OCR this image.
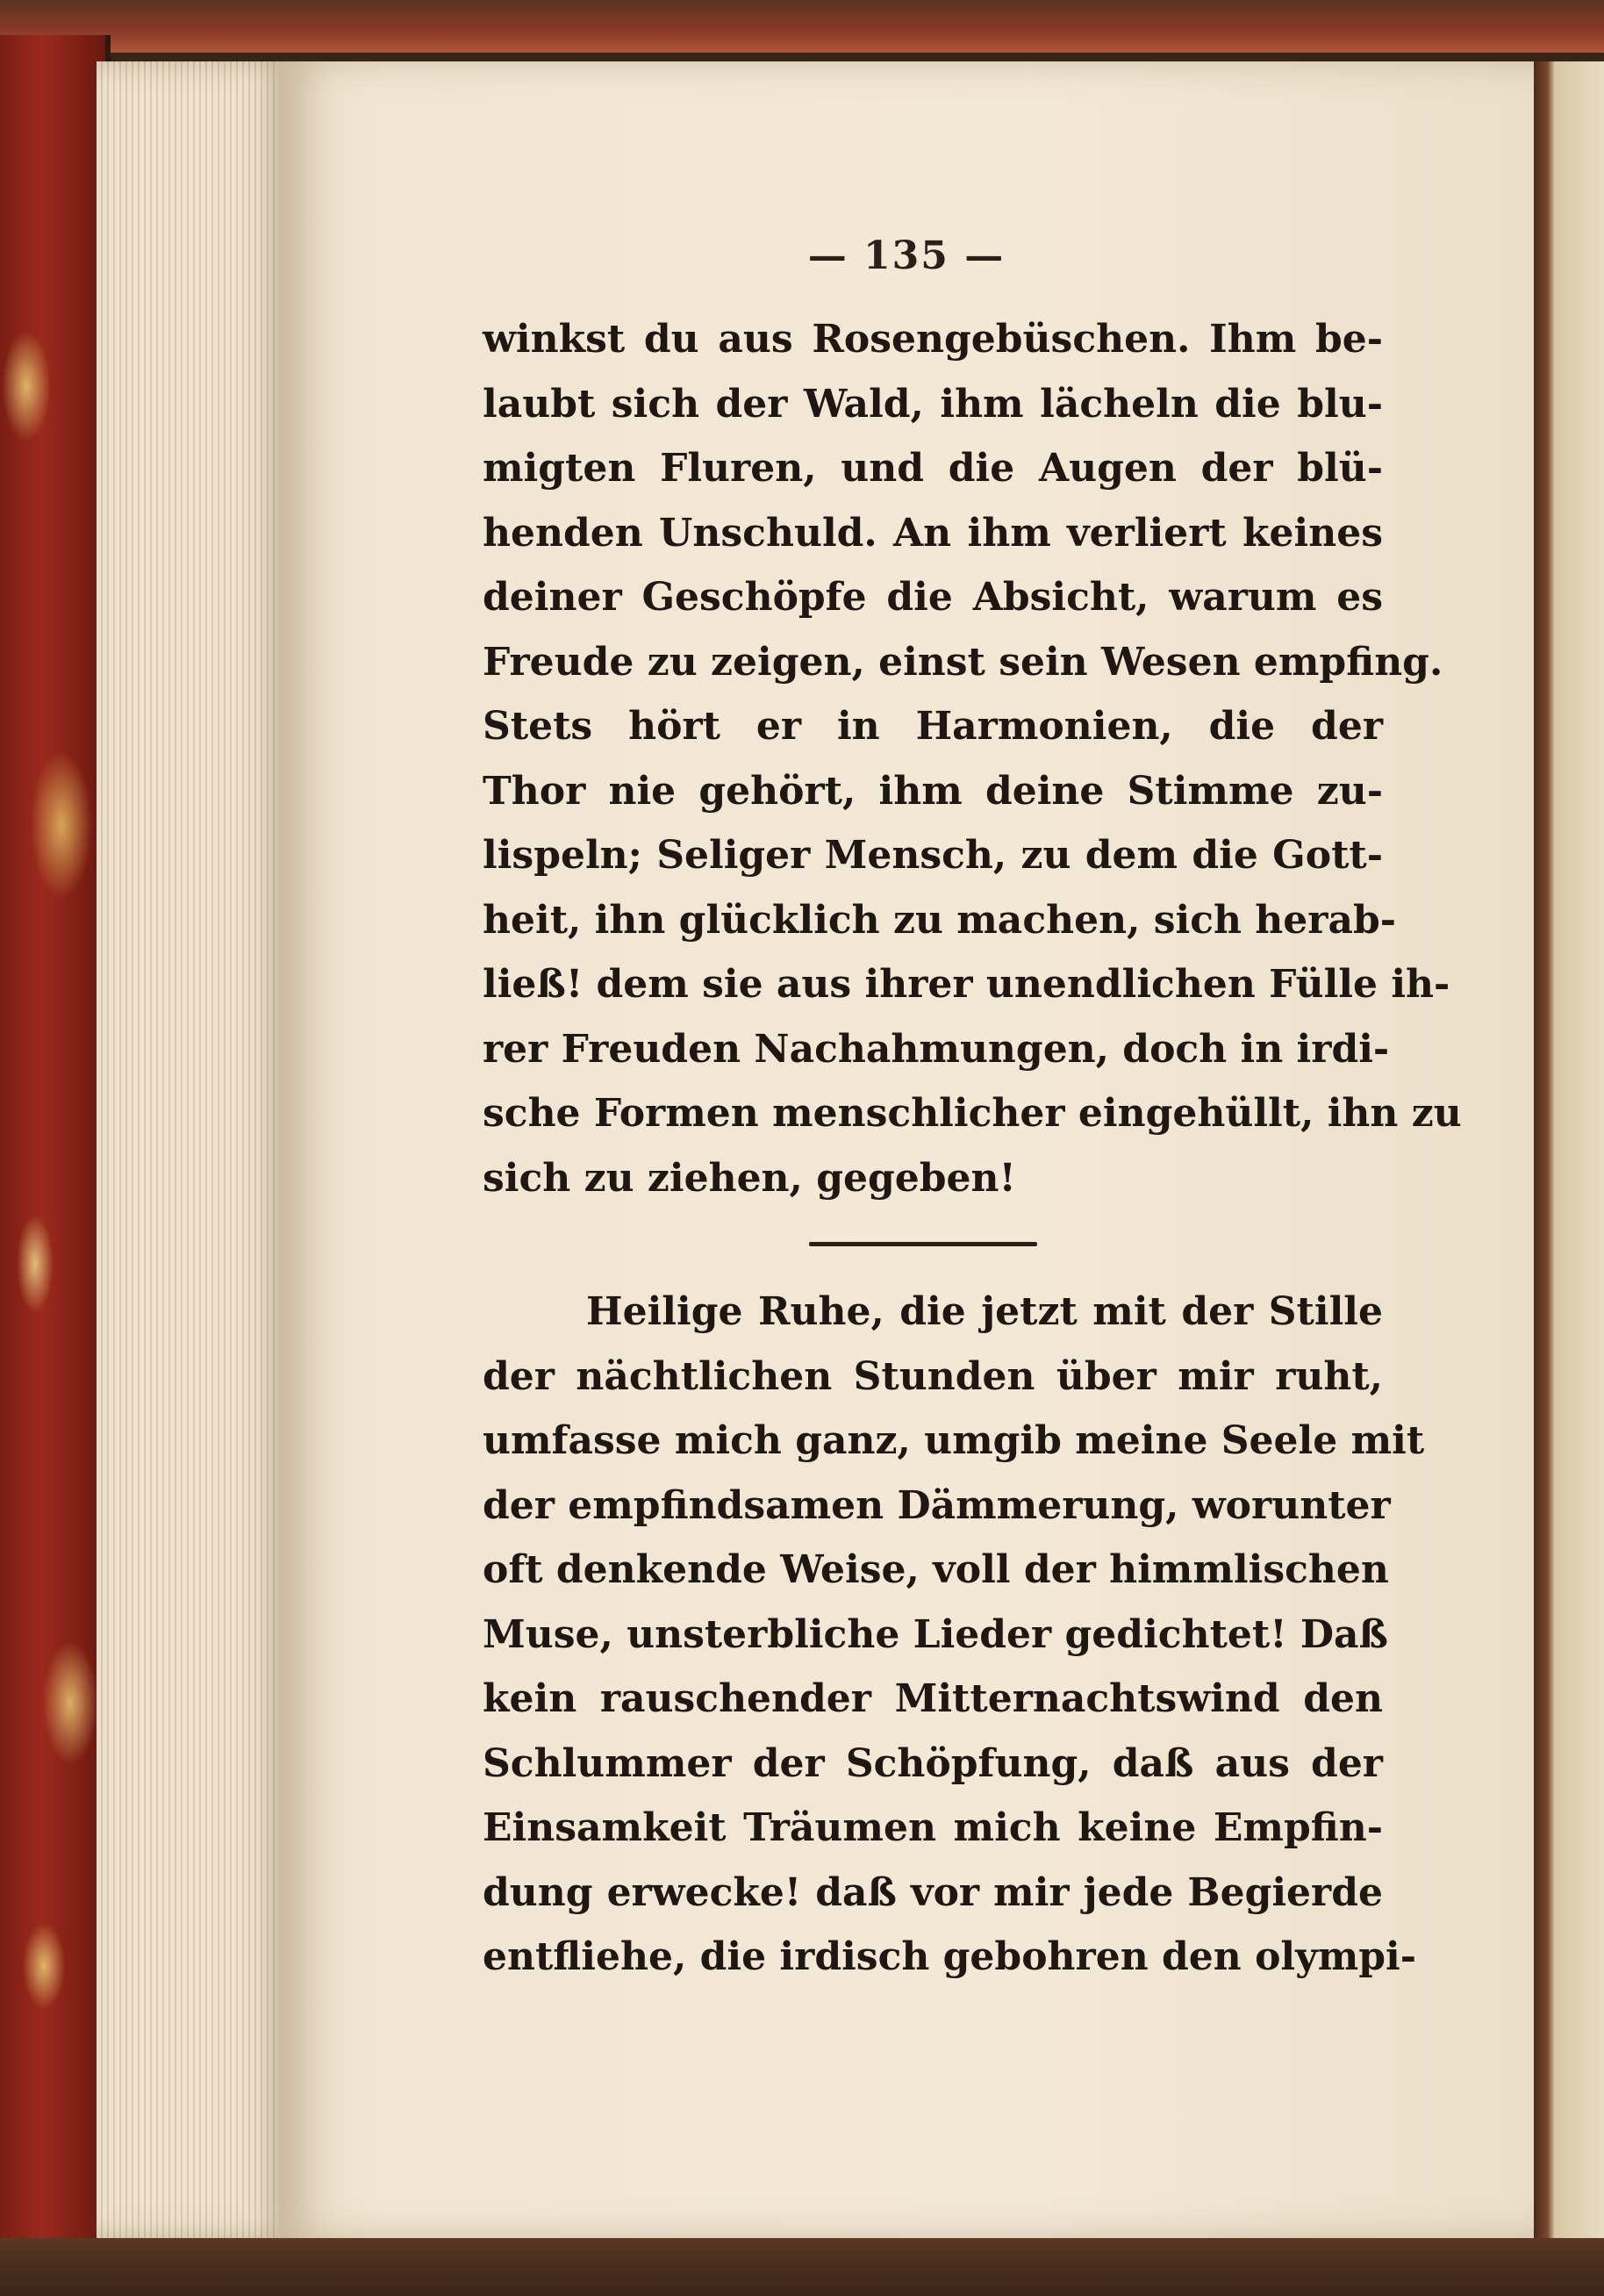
— 135 —
winkst du aus Rosengebüschen. Ihm be-
laubt sich der Wald, ihm lächeln die blu-
migten Fluren, und die Augen der blü-
henden Unschuld. An ihm verliert keines
deiner Geschöpfe die Absicht, warum es
Freude zu zeigen, einst sein Wesen empfing.
Stets hört er in Harmonien, die der
Thor nie gehört, ihm deine Stimme zu-
lispeln; Seliger Mensch, zu dem die Gott-
heit, ihn glücklich zu machen, sich herab-
ließ! dem sie aus ihrer unendlichen Fülle ih-
rer Freuden Nachahmungen, doch in irdi-
sche Formen menschlicher eingehüllt, ihn zu
sich zu ziehen, gegeben!
Heilige Ruhe, die jetzt mit der Stille
der nächtlichen Stunden über mir ruht,
umfasse mich ganz, umgib meine Seele mit
der empfindsamen Dämmerung, worunter
oft denkende Weise, voll der himmlischen
Muse, unsterbliche Lieder gedichtet! Daß
kein rauschender Mitternachtswind den
Schlummer der Schöpfung, daß aus der
Einsamkeit Träumen mich keine Empfin-
dung erwecke! daß vor mir jede Begierde
entfliehe, die irdisch gebohren den olympi-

____

Copy out every line that includes the word "mich".

umfasse mich ganz, umgib meine Seele mit
Einsamkeit Träumen mich keine Empfin-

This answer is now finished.